“Age of Classics!”

En visitant l’exposition “Age of Classics!” au Musée Saint-Raymond (ou MSR) de Toulouse le 18 septembre 2019, j’ai vécu une expérience inédite. Et, en même, temps je pourrais dire que je me suis sentie en pays de connaissance !

En effet, moi qui aime repérer des références à l’Antiquité gréco-romaine dans l’actualité, où que je sois (cf. “À propos de ce blog”, page d’accueil), j’ai été enthousiasmée par cette exposition, dont la conception est ainsi affichée (panneau d’entrée) : “Age of Classics!” fait dialoguer des objets antiques avec des productions réalisées après l’année 2000, pour interroger notre rapport au monde gréco-romain dans ce qui fait notre quotidien : littérature, bande dessinée, cinéma et séries, arts plastiques … Comment l’Europe réinterprète-t-elle son héritage ? Quel est le lien entre Grèce, Rome, et États-Unis d’Amérique ? Pourquoi l’Asie explore-t-elle l’histoire occidentale dans ses productions ? Pourquoi l’Antiquité n’a-t-elle jamais cessé de circuler, d’être confrontée aux différents temps présents ?

- - - - -

Consigne détaillée: Dans le texte ci-dessus sur l'exposition « Age of Classics! », relevez tous les domaines du quotidien énumérés dans la citation du panneau d'entrée.

Matériel fourni:
- - - - -

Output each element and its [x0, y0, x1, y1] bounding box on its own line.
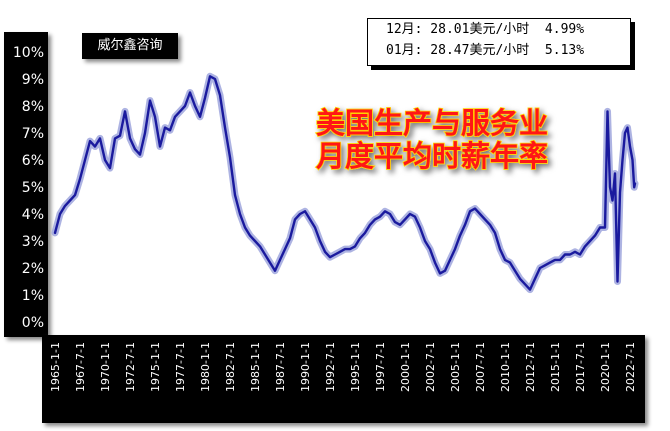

- - - - -

Réponse rédigée: Littérature, bande dessinée, cinéma et séries, arts plastiques.